- **Task statement**
Show, in full, each line of the data that contains "Desbloqueios".

- **Data shown**
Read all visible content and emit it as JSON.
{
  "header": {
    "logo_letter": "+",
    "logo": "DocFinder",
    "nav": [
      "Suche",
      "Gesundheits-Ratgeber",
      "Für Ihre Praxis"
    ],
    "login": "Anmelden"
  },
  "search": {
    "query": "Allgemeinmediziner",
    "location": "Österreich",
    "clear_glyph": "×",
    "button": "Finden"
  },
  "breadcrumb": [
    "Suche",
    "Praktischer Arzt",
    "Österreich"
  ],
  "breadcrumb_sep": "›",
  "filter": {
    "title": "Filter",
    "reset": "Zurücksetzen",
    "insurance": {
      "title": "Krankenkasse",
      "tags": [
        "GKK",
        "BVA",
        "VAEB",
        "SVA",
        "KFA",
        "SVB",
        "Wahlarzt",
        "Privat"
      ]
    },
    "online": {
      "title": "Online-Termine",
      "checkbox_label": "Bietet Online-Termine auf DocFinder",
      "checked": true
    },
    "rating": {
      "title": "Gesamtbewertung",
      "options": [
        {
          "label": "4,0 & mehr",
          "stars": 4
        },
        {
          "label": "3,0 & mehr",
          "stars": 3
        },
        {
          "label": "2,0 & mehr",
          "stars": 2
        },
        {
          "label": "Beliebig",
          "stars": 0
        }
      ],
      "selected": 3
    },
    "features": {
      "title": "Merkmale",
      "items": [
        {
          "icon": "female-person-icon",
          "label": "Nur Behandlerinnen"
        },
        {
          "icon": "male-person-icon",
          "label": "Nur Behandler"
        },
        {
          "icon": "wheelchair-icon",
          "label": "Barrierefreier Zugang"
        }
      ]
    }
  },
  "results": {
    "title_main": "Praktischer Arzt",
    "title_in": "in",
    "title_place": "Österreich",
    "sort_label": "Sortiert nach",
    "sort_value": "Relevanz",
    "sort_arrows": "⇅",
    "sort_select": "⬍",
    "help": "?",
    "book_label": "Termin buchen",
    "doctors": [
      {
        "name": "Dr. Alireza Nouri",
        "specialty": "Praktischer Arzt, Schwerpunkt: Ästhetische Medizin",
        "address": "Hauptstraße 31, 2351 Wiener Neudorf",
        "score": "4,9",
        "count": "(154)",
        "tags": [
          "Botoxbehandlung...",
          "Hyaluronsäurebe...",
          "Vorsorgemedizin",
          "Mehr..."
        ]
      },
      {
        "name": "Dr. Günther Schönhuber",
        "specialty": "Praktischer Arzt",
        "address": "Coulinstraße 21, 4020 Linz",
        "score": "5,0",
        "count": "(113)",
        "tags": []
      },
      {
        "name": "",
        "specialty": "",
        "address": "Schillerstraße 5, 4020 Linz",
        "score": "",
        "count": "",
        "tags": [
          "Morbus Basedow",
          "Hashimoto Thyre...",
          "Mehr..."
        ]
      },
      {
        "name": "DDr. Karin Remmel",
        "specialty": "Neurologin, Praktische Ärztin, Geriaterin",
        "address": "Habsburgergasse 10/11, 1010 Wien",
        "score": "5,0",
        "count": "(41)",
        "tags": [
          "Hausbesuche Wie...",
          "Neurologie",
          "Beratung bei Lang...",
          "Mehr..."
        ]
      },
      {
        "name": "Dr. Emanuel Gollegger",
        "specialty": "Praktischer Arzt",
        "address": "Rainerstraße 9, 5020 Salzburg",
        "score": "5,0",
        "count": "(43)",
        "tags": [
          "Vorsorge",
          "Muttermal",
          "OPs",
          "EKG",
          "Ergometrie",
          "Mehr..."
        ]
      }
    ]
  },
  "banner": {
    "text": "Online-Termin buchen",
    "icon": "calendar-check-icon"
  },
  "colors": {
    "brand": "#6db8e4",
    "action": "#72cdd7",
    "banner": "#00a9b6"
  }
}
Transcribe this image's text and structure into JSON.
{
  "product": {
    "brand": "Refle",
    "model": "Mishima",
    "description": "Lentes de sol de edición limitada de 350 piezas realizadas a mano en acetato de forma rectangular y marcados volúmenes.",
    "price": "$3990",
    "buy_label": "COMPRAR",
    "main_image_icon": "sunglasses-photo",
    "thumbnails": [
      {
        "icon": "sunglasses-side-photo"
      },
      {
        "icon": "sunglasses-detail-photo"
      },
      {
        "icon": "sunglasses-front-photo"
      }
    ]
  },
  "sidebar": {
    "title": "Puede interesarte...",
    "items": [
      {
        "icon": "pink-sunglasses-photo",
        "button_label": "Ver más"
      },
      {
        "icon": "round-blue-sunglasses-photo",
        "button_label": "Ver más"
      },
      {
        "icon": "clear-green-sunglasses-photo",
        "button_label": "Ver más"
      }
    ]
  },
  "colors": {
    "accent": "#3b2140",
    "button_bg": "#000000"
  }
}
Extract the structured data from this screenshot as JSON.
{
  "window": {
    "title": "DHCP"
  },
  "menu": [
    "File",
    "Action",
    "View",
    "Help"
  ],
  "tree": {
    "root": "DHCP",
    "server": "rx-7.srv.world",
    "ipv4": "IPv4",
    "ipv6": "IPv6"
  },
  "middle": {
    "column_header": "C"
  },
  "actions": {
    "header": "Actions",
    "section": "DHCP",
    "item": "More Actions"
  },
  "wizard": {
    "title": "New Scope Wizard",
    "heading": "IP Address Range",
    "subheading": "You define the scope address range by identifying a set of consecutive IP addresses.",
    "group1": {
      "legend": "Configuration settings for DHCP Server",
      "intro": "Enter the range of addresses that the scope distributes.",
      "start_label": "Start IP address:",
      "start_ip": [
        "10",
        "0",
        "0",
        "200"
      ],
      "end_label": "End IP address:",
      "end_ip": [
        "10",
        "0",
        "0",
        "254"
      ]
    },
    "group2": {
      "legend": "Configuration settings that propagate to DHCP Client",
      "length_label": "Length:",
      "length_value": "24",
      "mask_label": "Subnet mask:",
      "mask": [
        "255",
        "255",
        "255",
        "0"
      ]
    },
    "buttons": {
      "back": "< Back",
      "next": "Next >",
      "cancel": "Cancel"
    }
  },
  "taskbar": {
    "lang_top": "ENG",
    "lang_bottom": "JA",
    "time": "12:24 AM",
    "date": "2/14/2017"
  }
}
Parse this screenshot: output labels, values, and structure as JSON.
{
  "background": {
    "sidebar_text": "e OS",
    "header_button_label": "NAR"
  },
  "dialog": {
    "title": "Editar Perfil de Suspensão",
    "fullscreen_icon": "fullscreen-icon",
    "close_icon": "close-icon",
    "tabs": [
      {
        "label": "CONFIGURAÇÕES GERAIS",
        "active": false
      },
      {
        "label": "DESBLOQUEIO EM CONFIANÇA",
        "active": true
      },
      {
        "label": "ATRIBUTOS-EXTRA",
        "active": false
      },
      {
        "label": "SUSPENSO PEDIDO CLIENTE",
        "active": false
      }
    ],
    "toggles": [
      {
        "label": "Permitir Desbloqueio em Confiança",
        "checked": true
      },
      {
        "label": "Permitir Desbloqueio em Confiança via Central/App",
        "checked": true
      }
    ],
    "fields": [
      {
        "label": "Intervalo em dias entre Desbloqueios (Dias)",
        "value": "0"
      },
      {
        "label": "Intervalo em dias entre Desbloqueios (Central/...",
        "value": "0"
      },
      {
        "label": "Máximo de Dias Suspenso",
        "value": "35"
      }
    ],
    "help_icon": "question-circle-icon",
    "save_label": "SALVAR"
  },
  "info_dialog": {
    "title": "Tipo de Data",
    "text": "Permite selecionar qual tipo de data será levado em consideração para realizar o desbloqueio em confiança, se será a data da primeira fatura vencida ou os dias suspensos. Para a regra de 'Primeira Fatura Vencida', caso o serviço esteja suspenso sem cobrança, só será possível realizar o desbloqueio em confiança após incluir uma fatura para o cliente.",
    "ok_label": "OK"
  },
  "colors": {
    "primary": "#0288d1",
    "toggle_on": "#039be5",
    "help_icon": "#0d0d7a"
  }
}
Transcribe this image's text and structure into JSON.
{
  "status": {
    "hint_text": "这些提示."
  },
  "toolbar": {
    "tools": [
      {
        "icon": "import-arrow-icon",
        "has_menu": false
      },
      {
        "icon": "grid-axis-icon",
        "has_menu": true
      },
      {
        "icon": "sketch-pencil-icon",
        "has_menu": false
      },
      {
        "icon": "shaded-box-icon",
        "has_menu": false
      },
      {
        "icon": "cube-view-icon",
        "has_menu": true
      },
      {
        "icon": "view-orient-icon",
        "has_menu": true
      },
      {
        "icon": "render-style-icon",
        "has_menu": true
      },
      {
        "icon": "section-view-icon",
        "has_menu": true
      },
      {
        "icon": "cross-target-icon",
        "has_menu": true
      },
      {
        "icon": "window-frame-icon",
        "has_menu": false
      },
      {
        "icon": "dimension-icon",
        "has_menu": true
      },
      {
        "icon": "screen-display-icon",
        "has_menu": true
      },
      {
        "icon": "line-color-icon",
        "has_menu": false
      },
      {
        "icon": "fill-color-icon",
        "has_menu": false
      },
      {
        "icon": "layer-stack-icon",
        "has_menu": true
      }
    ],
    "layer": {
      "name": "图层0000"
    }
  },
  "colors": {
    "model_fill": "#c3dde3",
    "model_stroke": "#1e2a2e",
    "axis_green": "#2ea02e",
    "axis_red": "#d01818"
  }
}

- **Task output**
        "label": "Intervalo em dias entre Desbloqueios (Dias)",
        "label": "Intervalo em dias entre Desbloqueios (Central/...",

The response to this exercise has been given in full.